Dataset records
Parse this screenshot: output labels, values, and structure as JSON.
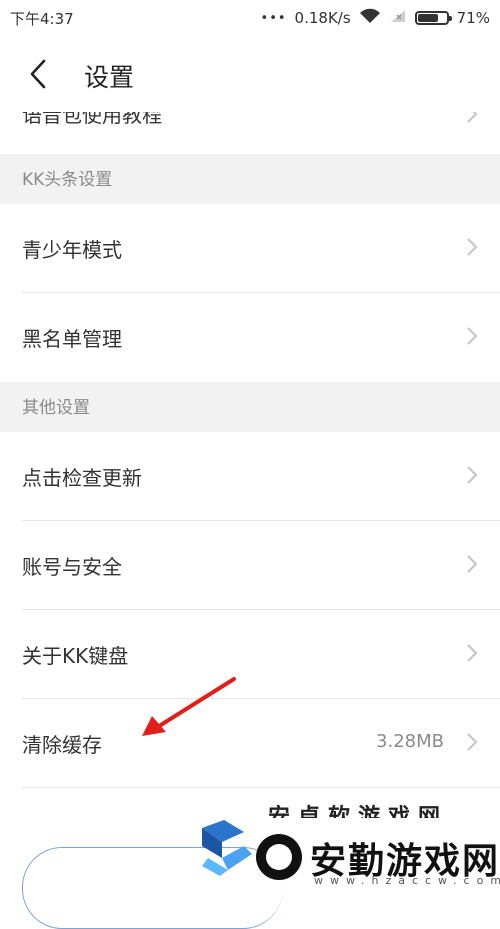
{
  "status_bar": {
    "time": "下午4:37",
    "dots": "•••",
    "speed": "0.18K/s",
    "battery": "71%",
    "battery_level": 0.71
  },
  "header": {
    "title": "设置"
  },
  "clipped_row": {
    "label": "语音包使用教程"
  },
  "sections": [
    {
      "header": "KK头条设置",
      "rows": [
        {
          "label": "青少年模式"
        },
        {
          "label": "黑名单管理"
        }
      ]
    },
    {
      "header": "其他设置",
      "rows": [
        {
          "label": "点击检查更新"
        },
        {
          "label": "账号与安全"
        },
        {
          "label": "关于KK键盘"
        },
        {
          "label": "清除缓存",
          "value": "3.28MB"
        }
      ]
    }
  ],
  "watermark": {
    "brand": "安勤游戏网",
    "url": "www.hzaccw.com",
    "top_text": "安卓软游戏网"
  },
  "colors": {
    "section_bg": "#f2f2f2",
    "arrow": "#e0201c",
    "outline": "#7fa2d6"
  }
}
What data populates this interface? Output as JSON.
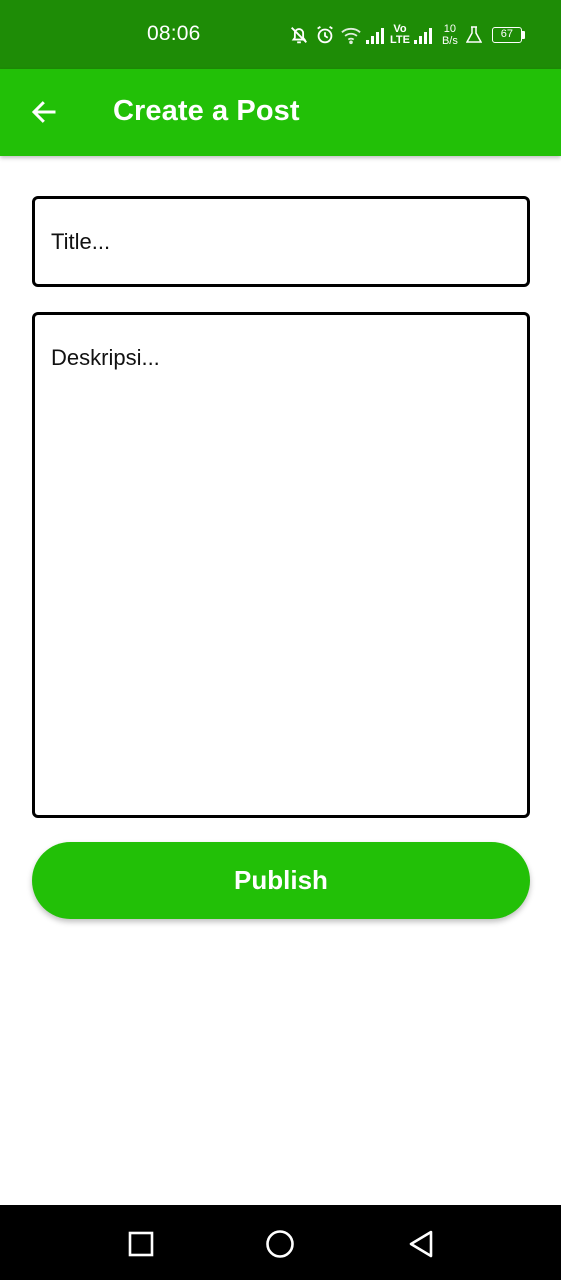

**Directive**. From the listing, tally every line with the word "this" in it and give only the tally.

**Task solution**. 2